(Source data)

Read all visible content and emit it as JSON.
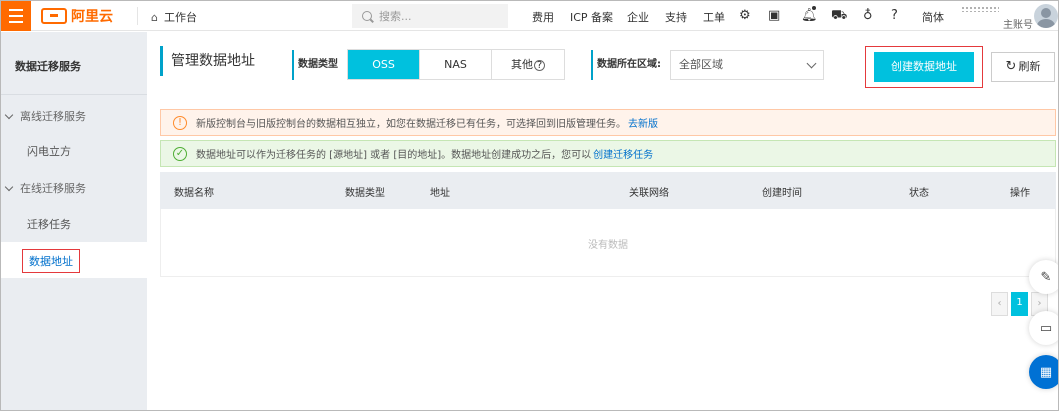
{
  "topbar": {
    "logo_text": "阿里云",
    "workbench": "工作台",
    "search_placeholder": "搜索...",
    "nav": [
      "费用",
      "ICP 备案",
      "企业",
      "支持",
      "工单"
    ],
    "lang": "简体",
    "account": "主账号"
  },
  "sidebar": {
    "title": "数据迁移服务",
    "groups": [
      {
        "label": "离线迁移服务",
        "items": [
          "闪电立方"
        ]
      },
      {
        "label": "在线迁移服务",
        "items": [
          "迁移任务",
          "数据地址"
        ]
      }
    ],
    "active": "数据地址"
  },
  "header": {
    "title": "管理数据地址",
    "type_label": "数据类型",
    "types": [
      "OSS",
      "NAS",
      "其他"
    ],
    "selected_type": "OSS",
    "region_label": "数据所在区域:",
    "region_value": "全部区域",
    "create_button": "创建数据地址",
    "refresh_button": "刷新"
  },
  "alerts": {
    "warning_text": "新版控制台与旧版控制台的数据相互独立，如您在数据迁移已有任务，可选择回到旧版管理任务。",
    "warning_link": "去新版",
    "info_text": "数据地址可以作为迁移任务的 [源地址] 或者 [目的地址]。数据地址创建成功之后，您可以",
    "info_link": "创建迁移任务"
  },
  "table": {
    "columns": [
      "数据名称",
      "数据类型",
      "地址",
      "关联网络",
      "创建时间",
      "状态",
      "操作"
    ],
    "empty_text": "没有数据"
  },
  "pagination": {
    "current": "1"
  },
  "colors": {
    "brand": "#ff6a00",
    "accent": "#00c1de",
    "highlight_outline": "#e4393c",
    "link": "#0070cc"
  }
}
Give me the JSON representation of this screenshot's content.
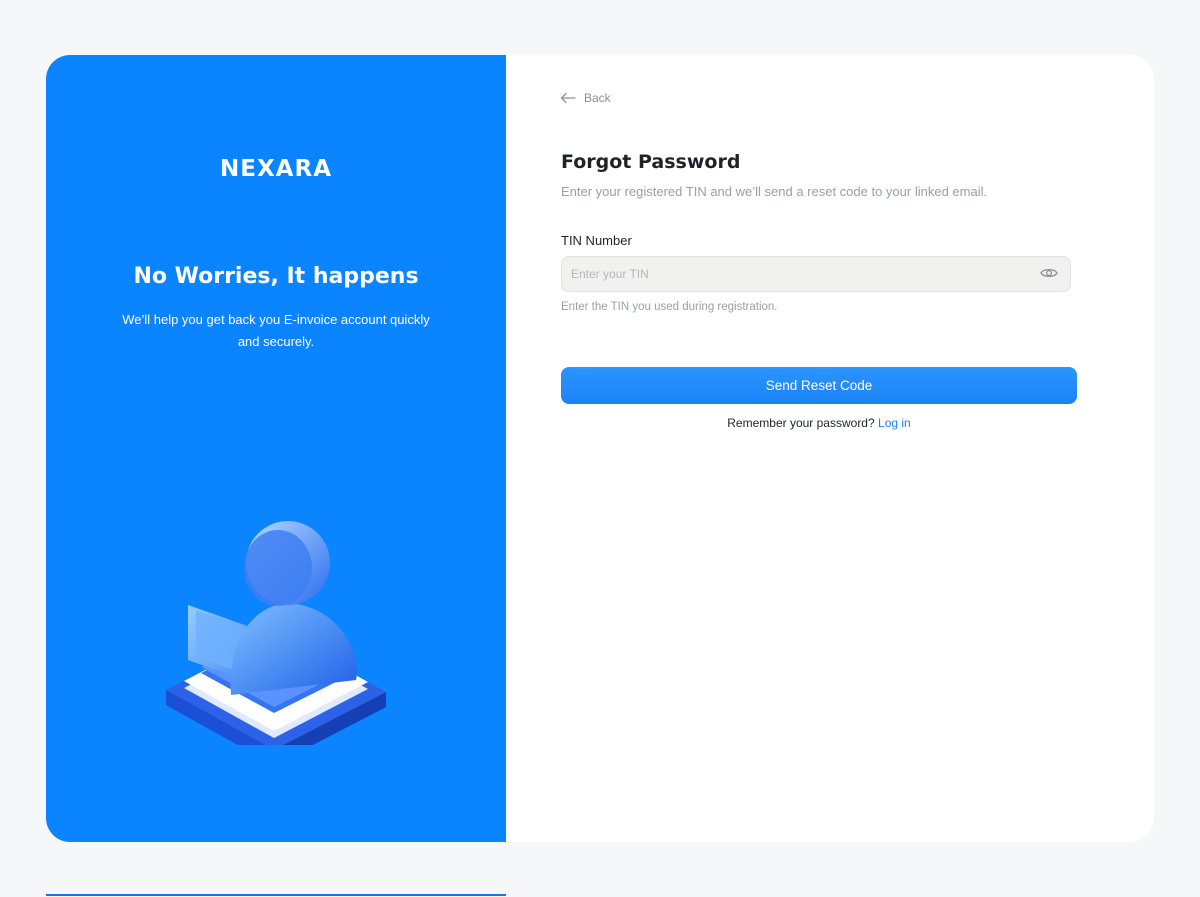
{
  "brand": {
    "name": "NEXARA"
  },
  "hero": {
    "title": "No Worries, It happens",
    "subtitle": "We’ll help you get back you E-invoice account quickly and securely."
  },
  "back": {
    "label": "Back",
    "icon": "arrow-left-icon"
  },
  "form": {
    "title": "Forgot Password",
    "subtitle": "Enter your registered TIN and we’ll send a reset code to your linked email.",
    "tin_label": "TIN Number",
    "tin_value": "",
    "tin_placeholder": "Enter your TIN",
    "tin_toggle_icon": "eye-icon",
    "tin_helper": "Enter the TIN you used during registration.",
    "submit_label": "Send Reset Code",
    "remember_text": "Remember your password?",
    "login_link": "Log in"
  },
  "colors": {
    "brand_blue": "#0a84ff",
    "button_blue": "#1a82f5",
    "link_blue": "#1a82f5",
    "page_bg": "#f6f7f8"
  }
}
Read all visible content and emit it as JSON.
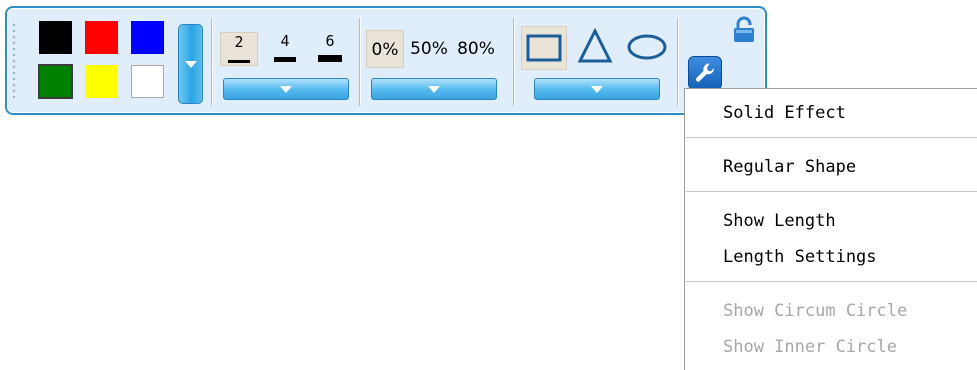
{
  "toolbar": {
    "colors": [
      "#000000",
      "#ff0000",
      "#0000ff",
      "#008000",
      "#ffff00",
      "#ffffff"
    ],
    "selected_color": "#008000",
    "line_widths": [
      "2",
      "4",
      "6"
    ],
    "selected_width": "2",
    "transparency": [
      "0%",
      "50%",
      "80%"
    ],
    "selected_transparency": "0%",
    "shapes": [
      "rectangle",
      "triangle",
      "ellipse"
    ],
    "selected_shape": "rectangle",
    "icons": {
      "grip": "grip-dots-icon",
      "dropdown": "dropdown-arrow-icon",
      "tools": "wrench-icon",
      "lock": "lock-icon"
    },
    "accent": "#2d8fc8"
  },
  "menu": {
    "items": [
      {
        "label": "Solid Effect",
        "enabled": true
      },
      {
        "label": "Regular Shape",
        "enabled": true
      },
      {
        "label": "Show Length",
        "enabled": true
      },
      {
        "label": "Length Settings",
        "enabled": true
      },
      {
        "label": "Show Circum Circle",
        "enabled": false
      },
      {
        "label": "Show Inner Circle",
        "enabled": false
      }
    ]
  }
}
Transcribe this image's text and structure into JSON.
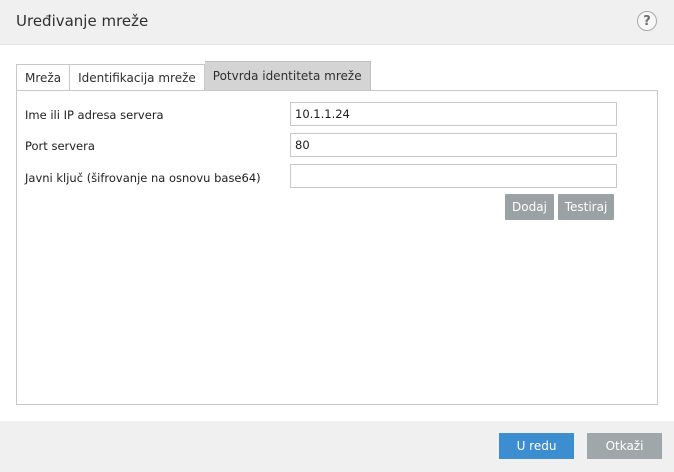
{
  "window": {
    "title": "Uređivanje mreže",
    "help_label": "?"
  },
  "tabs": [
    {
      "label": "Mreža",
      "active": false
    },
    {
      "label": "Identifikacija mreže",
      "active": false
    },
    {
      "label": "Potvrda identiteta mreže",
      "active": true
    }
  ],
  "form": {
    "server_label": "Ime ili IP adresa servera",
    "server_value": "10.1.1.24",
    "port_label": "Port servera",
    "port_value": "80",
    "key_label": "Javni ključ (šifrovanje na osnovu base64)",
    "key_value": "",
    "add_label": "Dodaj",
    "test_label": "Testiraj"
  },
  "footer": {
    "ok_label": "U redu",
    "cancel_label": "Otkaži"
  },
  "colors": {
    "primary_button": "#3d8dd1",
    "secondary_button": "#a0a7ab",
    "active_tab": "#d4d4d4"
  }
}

* _What this task involves_
Skipping the pictures, transcribe each line above exactly as it appears.

* _Solution to this task_
Read all visible content and emit it as JSON.
{
  "topbar": {
    "logo_text": "阿里云",
    "workbench": "工作台",
    "search_placeholder": "搜索...",
    "nav": [
      "费用",
      "ICP 备案",
      "企业",
      "支持",
      "工单"
    ],
    "lang": "简体",
    "account": "主账号"
  },
  "sidebar": {
    "title": "数据迁移服务",
    "groups": [
      {
        "label": "离线迁移服务",
        "items": [
          "闪电立方"
        ]
      },
      {
        "label": "在线迁移服务",
        "items": [
          "迁移任务",
          "数据地址"
        ]
      }
    ],
    "active": "数据地址"
  },
  "header": {
    "title": "管理数据地址",
    "type_label": "数据类型",
    "types": [
      "OSS",
      "NAS",
      "其他"
    ],
    "selected_type": "OSS",
    "region_label": "数据所在区域:",
    "region_value": "全部区域",
    "create_button": "创建数据地址",
    "refresh_button": "刷新"
  },
  "alerts": {
    "warning_text": "新版控制台与旧版控制台的数据相互独立，如您在数据迁移已有任务，可选择回到旧版管理任务。",
    "warning_link": "去新版",
    "info_text": "数据地址可以作为迁移任务的 [源地址] 或者 [目的地址]。数据地址创建成功之后，您可以",
    "info_link": "创建迁移任务"
  },
  "table": {
    "columns": [
      "数据名称",
      "数据类型",
      "地址",
      "关联网络",
      "创建时间",
      "状态",
      "操作"
    ],
    "empty_text": "没有数据"
  },
  "pagination": {
    "current": "1"
  },
  "colors": {
    "brand": "#ff6a00",
    "accent": "#00c1de",
    "highlight_outline": "#e4393c",
    "link": "#0070cc"
  }
}
Give me the JSON representation of this screenshot's content.
{
  "brand": {
    "name": "NEXARA"
  },
  "hero": {
    "title": "No Worries, It happens",
    "subtitle": "We’ll help you get back you E-invoice account quickly and securely."
  },
  "back": {
    "label": "Back",
    "icon": "arrow-left-icon"
  },
  "form": {
    "title": "Forgot Password",
    "subtitle": "Enter your registered TIN and we’ll send a reset code to your linked email.",
    "tin_label": "TIN Number",
    "tin_value": "",
    "tin_placeholder": "Enter your TIN",
    "tin_toggle_icon": "eye-icon",
    "tin_helper": "Enter the TIN you used during registration.",
    "submit_label": "Send Reset Code",
    "remember_text": "Remember your password?",
    "login_link": "Log in"
  },
  "colors": {
    "brand_blue": "#0a84ff",
    "button_blue": "#1a82f5",
    "link_blue": "#1a82f5",
    "page_bg": "#f6f7f8"
  }
}
Read all visible content and emit it as JSON.
{
  "toolbar": {
    "colors": [
      "#000000",
      "#ff0000",
      "#0000ff",
      "#008000",
      "#ffff00",
      "#ffffff"
    ],
    "selected_color": "#008000",
    "line_widths": [
      "2",
      "4",
      "6"
    ],
    "selected_width": "2",
    "transparency": [
      "0%",
      "50%",
      "80%"
    ],
    "selected_transparency": "0%",
    "shapes": [
      "rectangle",
      "triangle",
      "ellipse"
    ],
    "selected_shape": "rectangle",
    "icons": {
      "grip": "grip-dots-icon",
      "dropdown": "dropdown-arrow-icon",
      "tools": "wrench-icon",
      "lock": "lock-icon"
    },
    "accent": "#2d8fc8"
  },
  "menu": {
    "items": [
      {
        "label": "Solid Effect",
        "enabled": true
      },
      {
        "label": "Regular Shape",
        "enabled": true
      },
      {
        "label": "Show Length",
        "enabled": true
      },
      {
        "label": "Length Settings",
        "enabled": true
      },
      {
        "label": "Show Circum Circle",
        "enabled": false
      },
      {
        "label": "Show Inner Circle",
        "enabled": false
      }
    ]
  }
}
Transcribe this image's text and structure into JSON.
{
  "window": {
    "title": "Uređivanje mreže",
    "help_label": "?"
  },
  "tabs": [
    {
      "label": "Mreža",
      "active": false
    },
    {
      "label": "Identifikacija mreže",
      "active": false
    },
    {
      "label": "Potvrda identiteta mreže",
      "active": true
    }
  ],
  "form": {
    "server_label": "Ime ili IP adresa servera",
    "server_value": "10.1.1.24",
    "port_label": "Port servera",
    "port_value": "80",
    "key_label": "Javni ključ (šifrovanje na osnovu base64)",
    "key_value": "",
    "add_label": "Dodaj",
    "test_label": "Testiraj"
  },
  "footer": {
    "ok_label": "U redu",
    "cancel_label": "Otkaži"
  },
  "colors": {
    "primary_button": "#3d8dd1",
    "secondary_button": "#a0a7ab",
    "active_tab": "#d4d4d4"
  }
}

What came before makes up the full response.